Exercises:
1: In the data science team passage, which role helps deploy analytic models into production applications?
2: Can you summarize the data science team passage in two sentences?

Passage:
BEGIN
Data Science Team. The data science team builds analytic models from large volumes of historical data, deploys them for business consumption, monitors their accuracy to prevent data drift; evaluates models for bias and unintended consequences. The key roles on the data science team are: 

  • Data Science Director. Manages a team of corporate data scientists; maintains a relationship (formal or informal) with embedded data scientists; evangelizes advanced analytics throughout the organization; offers continuous training and mentorship for data scientists; evaluates the effectiveness of data science projects; trains and mentors data analysts to run data science experiments; creates a culture of analytics. 

  • Data Scientists. The statisticians, econometricians, mathematicians, operations researchers, social scientists, and citizens data scientists who work with business to create inferential and analytic models; best if aligned with individual business domains. 

  • Data Engineers. These data engineers, aligned with a data science team, help individual data scientists build complex data pipelines that they can’t build themselves. 

  • Data Science Analysts. Like BI analysts, these people work with business units to identify data science projects and help data scientists gather requirements. 

  • Application Engineers. These engineers help deploy analytic models into production applications, including enterprise reports and real-time customer-facing applications. 

  • Data Science Administrator. Installs, troubleshoots, and upgrade data science platforms; works closely with the application, data and DatOps engineers to ensure continuous processing. 

  • Community of Practice (CoP) Coordinator. This person coordinates regular CoP events, such as meetups,  webcasts, and hackathons, and contributes ideas for training, certification, and governance policies.
END
Data block:
BEGIN
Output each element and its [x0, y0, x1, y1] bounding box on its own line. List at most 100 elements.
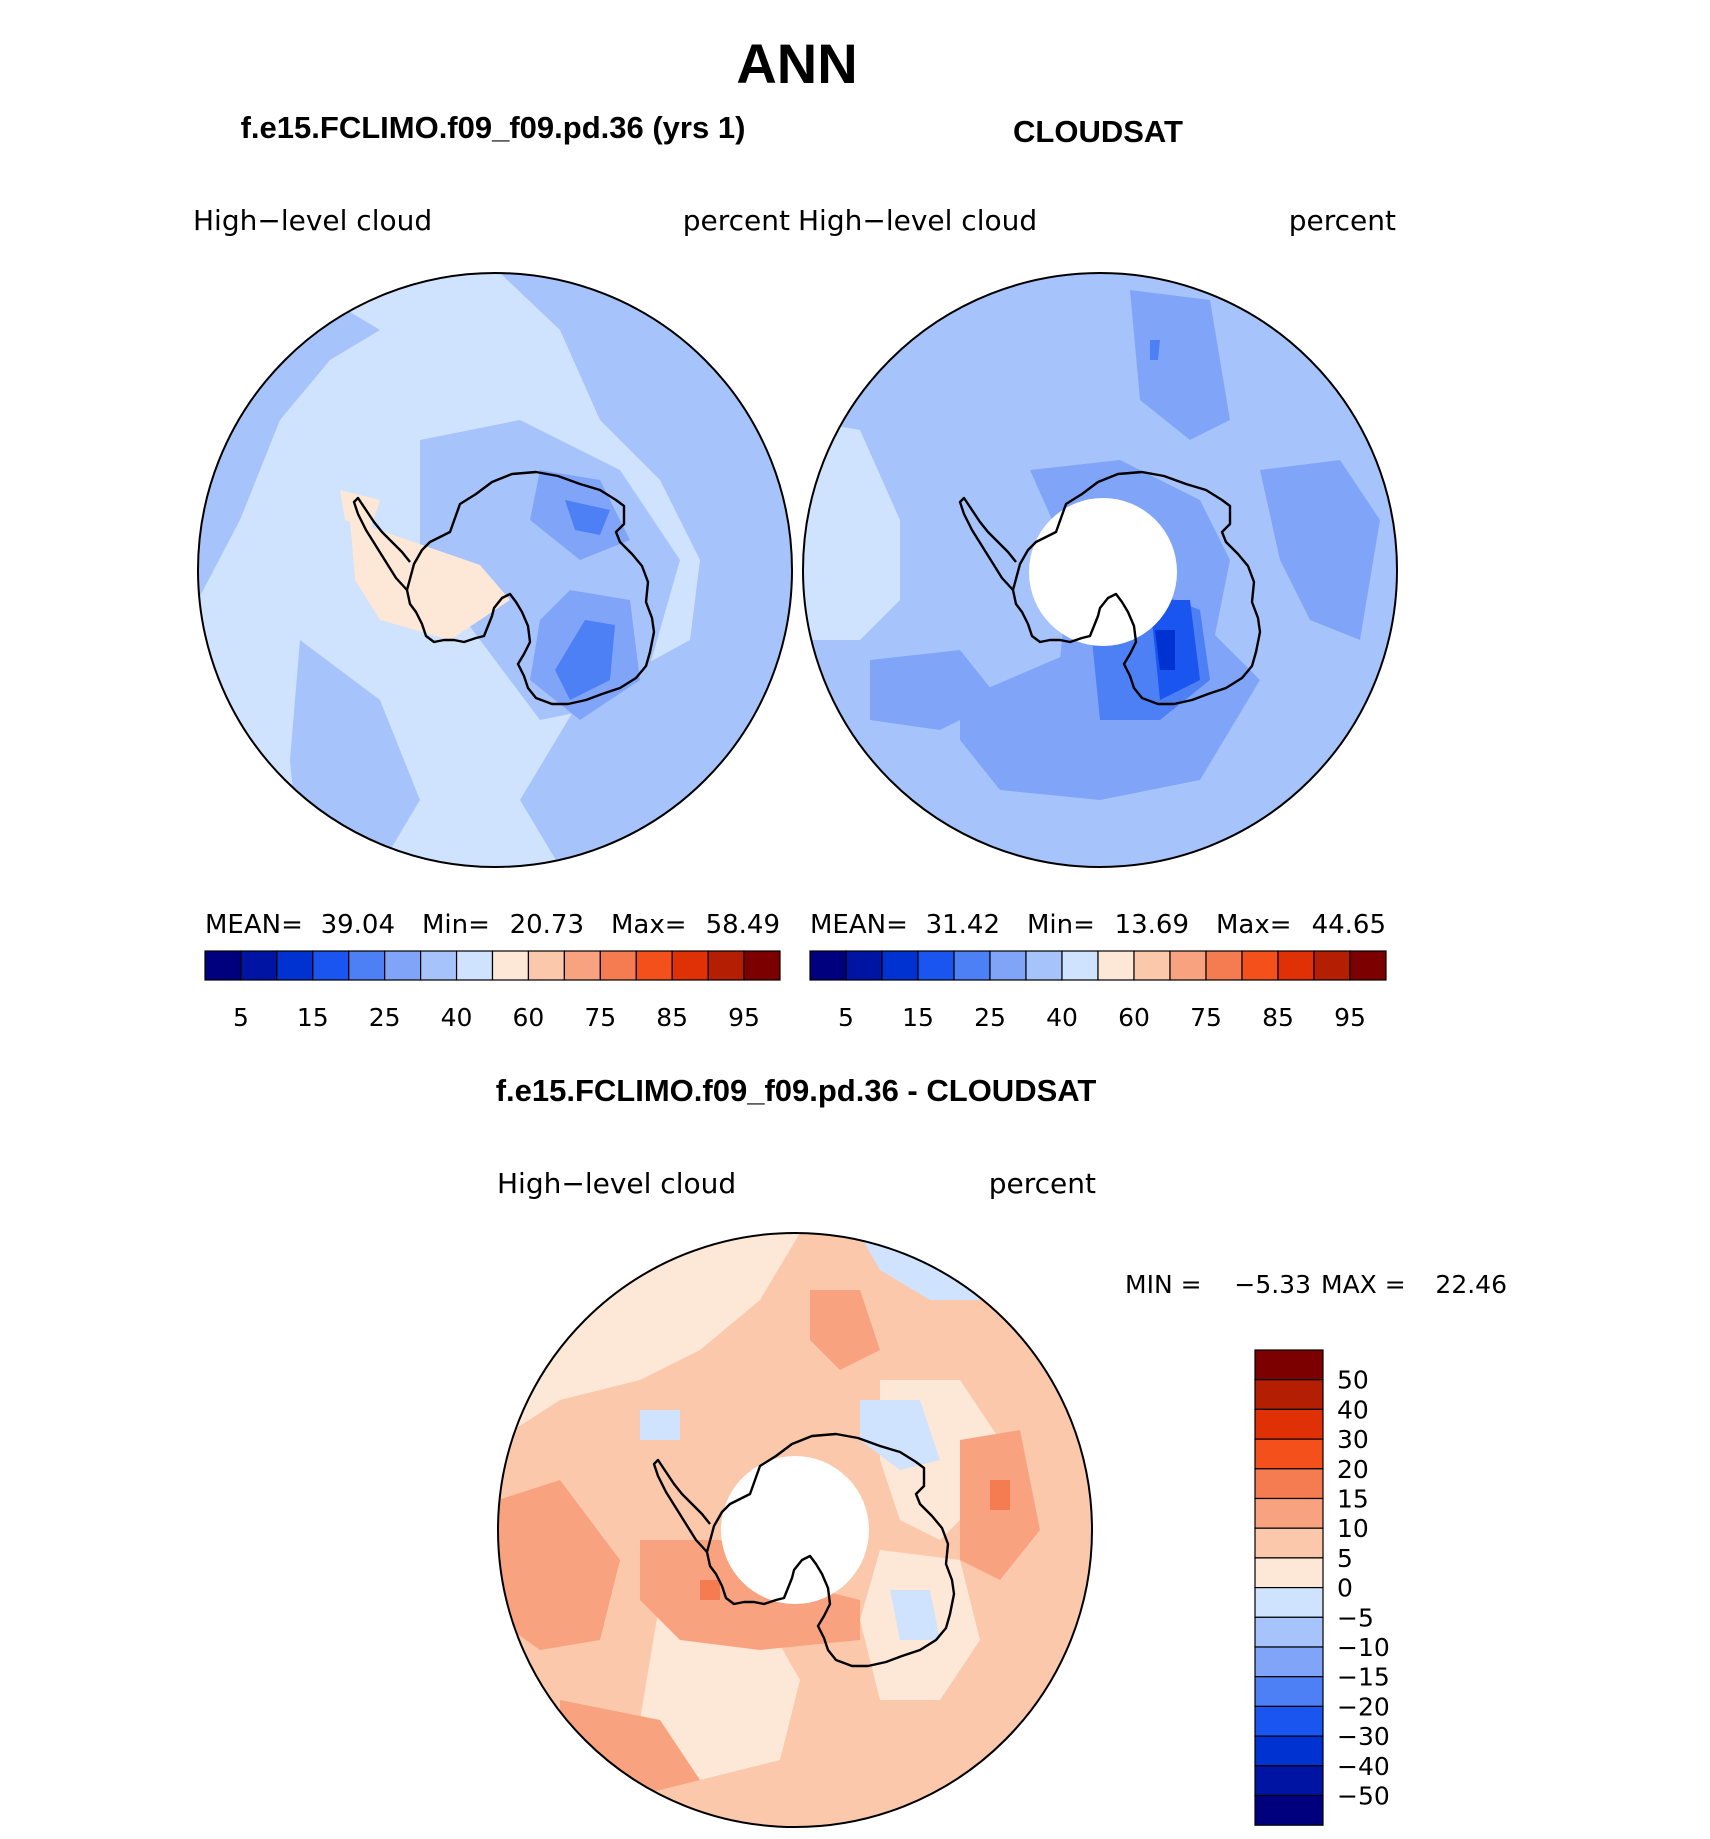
END
In response:
1: Application Engineers

2: The data science team builds analytic models from large volumes of historical data, deploys them for business consumption, monitors their accuracy to prevent data drift, and evaluates them for bias and unintended consequences. Its key roles are the data science director, data scientists, data engineers, data science analysts, application engineers, the data science administrator, and the Community of Practice coordinator.